AIM OF THE TASK »
Omit the pictures and output every entry below exactly as written.

-- start of INPUT DATA --

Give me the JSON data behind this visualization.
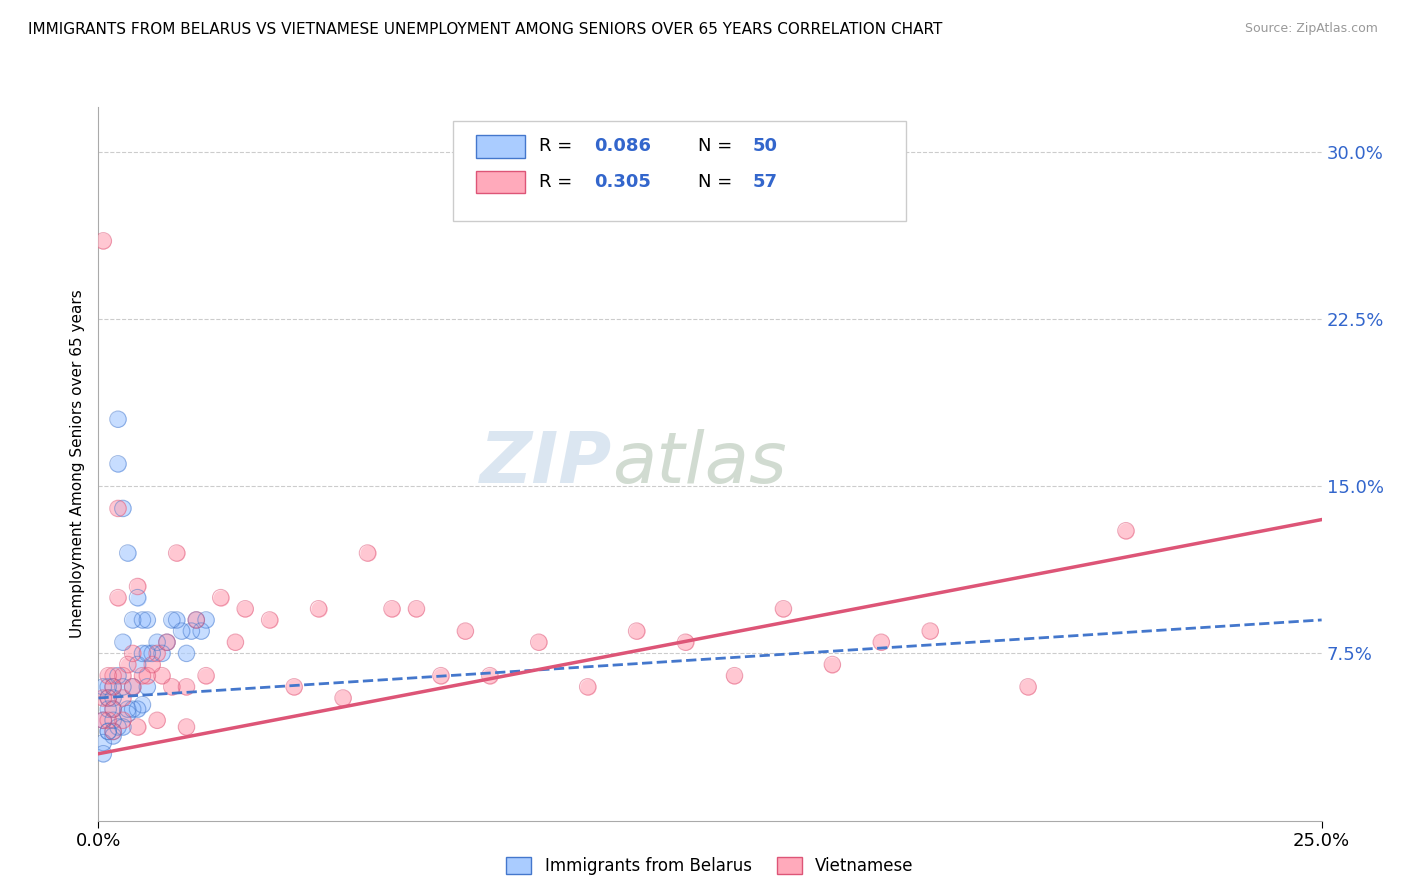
{
  "title": "IMMIGRANTS FROM BELARUS VS VIETNAMESE UNEMPLOYMENT AMONG SENIORS OVER 65 YEARS CORRELATION CHART",
  "source": "Source: ZipAtlas.com",
  "ylabel": "Unemployment Among Seniors over 65 years",
  "legend_label1": "Immigrants from Belarus",
  "legend_label2": "Vietnamese",
  "r1": 0.086,
  "n1": 50,
  "r2": 0.305,
  "n2": 57,
  "xmin": 0.0,
  "xmax": 0.25,
  "ymin": 0.0,
  "ymax": 0.32,
  "xtick_vals": [
    0.0,
    0.25
  ],
  "xtick_labels": [
    "0.0%",
    "25.0%"
  ],
  "ytick_vals": [
    0.075,
    0.15,
    0.225,
    0.3
  ],
  "ytick_labels": [
    "7.5%",
    "15.0%",
    "22.5%",
    "30.0%"
  ],
  "color1": "#aaccff",
  "color2": "#ffaabb",
  "line_color1": "#4477cc",
  "line_color2": "#dd5577",
  "watermark_zip": "ZIP",
  "watermark_atlas": "atlas",
  "belarus_x": [
    0.001,
    0.001,
    0.001,
    0.002,
    0.002,
    0.002,
    0.002,
    0.003,
    0.003,
    0.003,
    0.003,
    0.003,
    0.004,
    0.004,
    0.004,
    0.005,
    0.005,
    0.005,
    0.006,
    0.006,
    0.007,
    0.007,
    0.008,
    0.008,
    0.009,
    0.009,
    0.01,
    0.01,
    0.011,
    0.012,
    0.013,
    0.014,
    0.015,
    0.016,
    0.017,
    0.018,
    0.019,
    0.02,
    0.021,
    0.022,
    0.001,
    0.002,
    0.003,
    0.004,
    0.005,
    0.006,
    0.007,
    0.008,
    0.009,
    0.01
  ],
  "belarus_y": [
    0.06,
    0.045,
    0.03,
    0.055,
    0.05,
    0.06,
    0.04,
    0.06,
    0.055,
    0.05,
    0.045,
    0.04,
    0.18,
    0.16,
    0.065,
    0.14,
    0.08,
    0.06,
    0.12,
    0.05,
    0.09,
    0.06,
    0.1,
    0.07,
    0.09,
    0.075,
    0.09,
    0.075,
    0.075,
    0.08,
    0.075,
    0.08,
    0.09,
    0.09,
    0.085,
    0.075,
    0.085,
    0.09,
    0.085,
    0.09,
    0.035,
    0.04,
    0.038,
    0.042,
    0.042,
    0.048,
    0.05,
    0.05,
    0.052,
    0.06
  ],
  "vietnamese_x": [
    0.001,
    0.001,
    0.002,
    0.002,
    0.003,
    0.003,
    0.003,
    0.004,
    0.004,
    0.005,
    0.005,
    0.006,
    0.007,
    0.007,
    0.008,
    0.009,
    0.01,
    0.011,
    0.012,
    0.013,
    0.014,
    0.015,
    0.016,
    0.018,
    0.02,
    0.022,
    0.025,
    0.028,
    0.03,
    0.035,
    0.04,
    0.045,
    0.05,
    0.055,
    0.06,
    0.065,
    0.07,
    0.075,
    0.08,
    0.09,
    0.1,
    0.11,
    0.12,
    0.13,
    0.14,
    0.15,
    0.16,
    0.17,
    0.19,
    0.21,
    0.001,
    0.002,
    0.003,
    0.005,
    0.008,
    0.012,
    0.018
  ],
  "vietnamese_y": [
    0.055,
    0.045,
    0.065,
    0.055,
    0.065,
    0.06,
    0.05,
    0.14,
    0.1,
    0.055,
    0.065,
    0.07,
    0.075,
    0.06,
    0.105,
    0.065,
    0.065,
    0.07,
    0.075,
    0.065,
    0.08,
    0.06,
    0.12,
    0.06,
    0.09,
    0.065,
    0.1,
    0.08,
    0.095,
    0.09,
    0.06,
    0.095,
    0.055,
    0.12,
    0.095,
    0.095,
    0.065,
    0.085,
    0.065,
    0.08,
    0.06,
    0.085,
    0.08,
    0.065,
    0.095,
    0.07,
    0.08,
    0.085,
    0.06,
    0.13,
    0.26,
    0.045,
    0.04,
    0.045,
    0.042,
    0.045,
    0.042
  ],
  "trend1_x": [
    0.0,
    0.25
  ],
  "trend1_y": [
    0.055,
    0.09
  ],
  "trend2_x": [
    0.0,
    0.25
  ],
  "trend2_y": [
    0.03,
    0.135
  ]
}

-- end of INPUT DATA --

EXERCISE RESULT »
Give me the JSON data behind this visualization.
{
  "title": "IMMIGRANTS FROM BELARUS VS VIETNAMESE UNEMPLOYMENT AMONG SENIORS OVER 65 YEARS CORRELATION CHART",
  "source": "Source: ZipAtlas.com",
  "ylabel": "Unemployment Among Seniors over 65 years",
  "legend_label1": "Immigrants from Belarus",
  "legend_label2": "Vietnamese",
  "r1": 0.086,
  "n1": 50,
  "r2": 0.305,
  "n2": 57,
  "xmin": 0.0,
  "xmax": 0.25,
  "ymin": 0.0,
  "ymax": 0.32,
  "xtick_vals": [
    0.0,
    0.25
  ],
  "xtick_labels": [
    "0.0%",
    "25.0%"
  ],
  "ytick_vals": [
    0.075,
    0.15,
    0.225,
    0.3
  ],
  "ytick_labels": [
    "7.5%",
    "15.0%",
    "22.5%",
    "30.0%"
  ],
  "color1": "#aaccff",
  "color2": "#ffaabb",
  "line_color1": "#4477cc",
  "line_color2": "#dd5577",
  "watermark_zip": "ZIP",
  "watermark_atlas": "atlas",
  "belarus_x": [
    0.001,
    0.001,
    0.001,
    0.002,
    0.002,
    0.002,
    0.002,
    0.003,
    0.003,
    0.003,
    0.003,
    0.003,
    0.004,
    0.004,
    0.004,
    0.005,
    0.005,
    0.005,
    0.006,
    0.006,
    0.007,
    0.007,
    0.008,
    0.008,
    0.009,
    0.009,
    0.01,
    0.01,
    0.011,
    0.012,
    0.013,
    0.014,
    0.015,
    0.016,
    0.017,
    0.018,
    0.019,
    0.02,
    0.021,
    0.022,
    0.001,
    0.002,
    0.003,
    0.004,
    0.005,
    0.006,
    0.007,
    0.008,
    0.009,
    0.01
  ],
  "belarus_y": [
    0.06,
    0.045,
    0.03,
    0.055,
    0.05,
    0.06,
    0.04,
    0.06,
    0.055,
    0.05,
    0.045,
    0.04,
    0.18,
    0.16,
    0.065,
    0.14,
    0.08,
    0.06,
    0.12,
    0.05,
    0.09,
    0.06,
    0.1,
    0.07,
    0.09,
    0.075,
    0.09,
    0.075,
    0.075,
    0.08,
    0.075,
    0.08,
    0.09,
    0.09,
    0.085,
    0.075,
    0.085,
    0.09,
    0.085,
    0.09,
    0.035,
    0.04,
    0.038,
    0.042,
    0.042,
    0.048,
    0.05,
    0.05,
    0.052,
    0.06
  ],
  "vietnamese_x": [
    0.001,
    0.001,
    0.002,
    0.002,
    0.003,
    0.003,
    0.003,
    0.004,
    0.004,
    0.005,
    0.005,
    0.006,
    0.007,
    0.007,
    0.008,
    0.009,
    0.01,
    0.011,
    0.012,
    0.013,
    0.014,
    0.015,
    0.016,
    0.018,
    0.02,
    0.022,
    0.025,
    0.028,
    0.03,
    0.035,
    0.04,
    0.045,
    0.05,
    0.055,
    0.06,
    0.065,
    0.07,
    0.075,
    0.08,
    0.09,
    0.1,
    0.11,
    0.12,
    0.13,
    0.14,
    0.15,
    0.16,
    0.17,
    0.19,
    0.21,
    0.001,
    0.002,
    0.003,
    0.005,
    0.008,
    0.012,
    0.018
  ],
  "vietnamese_y": [
    0.055,
    0.045,
    0.065,
    0.055,
    0.065,
    0.06,
    0.05,
    0.14,
    0.1,
    0.055,
    0.065,
    0.07,
    0.075,
    0.06,
    0.105,
    0.065,
    0.065,
    0.07,
    0.075,
    0.065,
    0.08,
    0.06,
    0.12,
    0.06,
    0.09,
    0.065,
    0.1,
    0.08,
    0.095,
    0.09,
    0.06,
    0.095,
    0.055,
    0.12,
    0.095,
    0.095,
    0.065,
    0.085,
    0.065,
    0.08,
    0.06,
    0.085,
    0.08,
    0.065,
    0.095,
    0.07,
    0.08,
    0.085,
    0.06,
    0.13,
    0.26,
    0.045,
    0.04,
    0.045,
    0.042,
    0.045,
    0.042
  ],
  "trend1_x": [
    0.0,
    0.25
  ],
  "trend1_y": [
    0.055,
    0.09
  ],
  "trend2_x": [
    0.0,
    0.25
  ],
  "trend2_y": [
    0.03,
    0.135
  ]
}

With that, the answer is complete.